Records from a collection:
%%
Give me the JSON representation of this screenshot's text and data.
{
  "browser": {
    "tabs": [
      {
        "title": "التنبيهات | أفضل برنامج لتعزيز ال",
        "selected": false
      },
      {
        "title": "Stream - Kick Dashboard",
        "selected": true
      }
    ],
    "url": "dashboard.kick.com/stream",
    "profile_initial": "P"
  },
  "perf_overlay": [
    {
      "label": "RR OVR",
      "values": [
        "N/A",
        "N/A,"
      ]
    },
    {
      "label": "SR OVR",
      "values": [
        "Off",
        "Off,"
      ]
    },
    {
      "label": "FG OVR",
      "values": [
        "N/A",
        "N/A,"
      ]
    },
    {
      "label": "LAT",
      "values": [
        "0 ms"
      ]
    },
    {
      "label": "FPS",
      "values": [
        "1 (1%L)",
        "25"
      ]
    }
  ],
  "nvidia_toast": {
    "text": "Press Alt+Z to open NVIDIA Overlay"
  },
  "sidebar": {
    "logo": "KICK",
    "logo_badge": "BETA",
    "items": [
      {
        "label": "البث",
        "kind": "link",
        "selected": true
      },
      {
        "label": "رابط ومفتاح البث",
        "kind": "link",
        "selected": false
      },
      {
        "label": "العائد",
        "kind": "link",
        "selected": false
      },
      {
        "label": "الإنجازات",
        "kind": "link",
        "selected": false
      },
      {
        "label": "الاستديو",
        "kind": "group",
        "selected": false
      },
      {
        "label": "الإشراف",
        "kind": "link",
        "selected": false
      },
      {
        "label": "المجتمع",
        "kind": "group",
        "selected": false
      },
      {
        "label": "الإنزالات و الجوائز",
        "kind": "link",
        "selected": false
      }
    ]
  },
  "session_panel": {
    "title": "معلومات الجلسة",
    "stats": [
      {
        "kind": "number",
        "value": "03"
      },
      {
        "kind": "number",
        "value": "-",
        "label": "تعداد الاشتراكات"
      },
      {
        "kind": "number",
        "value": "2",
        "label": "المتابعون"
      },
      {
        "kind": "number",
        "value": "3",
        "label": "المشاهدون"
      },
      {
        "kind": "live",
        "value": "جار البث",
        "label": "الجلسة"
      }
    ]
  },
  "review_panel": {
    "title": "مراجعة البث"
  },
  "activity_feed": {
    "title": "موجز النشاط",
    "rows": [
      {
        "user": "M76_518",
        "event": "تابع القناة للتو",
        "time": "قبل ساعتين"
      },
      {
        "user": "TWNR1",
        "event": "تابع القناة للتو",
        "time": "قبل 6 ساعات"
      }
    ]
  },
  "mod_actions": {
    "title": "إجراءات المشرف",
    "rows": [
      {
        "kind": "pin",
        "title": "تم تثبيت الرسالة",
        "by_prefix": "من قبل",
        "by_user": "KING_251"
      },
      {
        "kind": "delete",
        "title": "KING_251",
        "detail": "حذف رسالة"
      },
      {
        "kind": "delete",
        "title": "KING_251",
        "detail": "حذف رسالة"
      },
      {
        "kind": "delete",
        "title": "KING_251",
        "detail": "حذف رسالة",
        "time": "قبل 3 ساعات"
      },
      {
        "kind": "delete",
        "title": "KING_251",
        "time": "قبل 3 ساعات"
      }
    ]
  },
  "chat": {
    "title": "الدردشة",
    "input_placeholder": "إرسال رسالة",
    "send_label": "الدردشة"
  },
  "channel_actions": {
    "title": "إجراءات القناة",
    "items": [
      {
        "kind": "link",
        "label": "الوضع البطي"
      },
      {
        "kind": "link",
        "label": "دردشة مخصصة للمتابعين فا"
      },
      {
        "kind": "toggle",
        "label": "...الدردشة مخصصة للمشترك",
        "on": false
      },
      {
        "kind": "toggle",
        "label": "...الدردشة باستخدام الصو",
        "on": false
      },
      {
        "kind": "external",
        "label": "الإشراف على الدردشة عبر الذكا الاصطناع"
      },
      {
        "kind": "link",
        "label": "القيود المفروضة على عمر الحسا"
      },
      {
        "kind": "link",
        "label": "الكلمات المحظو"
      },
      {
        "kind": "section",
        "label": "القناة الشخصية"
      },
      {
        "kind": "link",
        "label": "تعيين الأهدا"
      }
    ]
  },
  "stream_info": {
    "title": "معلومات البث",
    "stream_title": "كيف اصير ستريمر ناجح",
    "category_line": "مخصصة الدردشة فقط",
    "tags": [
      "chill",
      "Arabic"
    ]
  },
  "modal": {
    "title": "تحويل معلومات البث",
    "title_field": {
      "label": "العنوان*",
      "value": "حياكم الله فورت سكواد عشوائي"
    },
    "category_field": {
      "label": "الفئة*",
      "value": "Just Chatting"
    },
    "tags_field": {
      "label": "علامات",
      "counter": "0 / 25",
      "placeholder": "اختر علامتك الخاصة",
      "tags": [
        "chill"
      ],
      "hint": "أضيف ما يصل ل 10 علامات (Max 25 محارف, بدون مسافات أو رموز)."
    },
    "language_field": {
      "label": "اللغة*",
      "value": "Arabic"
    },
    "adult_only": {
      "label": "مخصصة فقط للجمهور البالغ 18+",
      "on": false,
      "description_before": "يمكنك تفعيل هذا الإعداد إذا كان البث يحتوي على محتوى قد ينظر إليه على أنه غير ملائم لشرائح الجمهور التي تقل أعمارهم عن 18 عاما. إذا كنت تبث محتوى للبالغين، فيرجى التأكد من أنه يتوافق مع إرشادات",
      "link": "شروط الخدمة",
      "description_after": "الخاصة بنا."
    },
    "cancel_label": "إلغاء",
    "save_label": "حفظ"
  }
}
%%
### TASK PROMPT
Using the records above, gather all lines where the string "text" is present.

### RESULT OF THIS TASK
Give me the JSON representation of this screenshot's text and data.
    "text": "Press Alt+Z to open NVIDIA Overlay"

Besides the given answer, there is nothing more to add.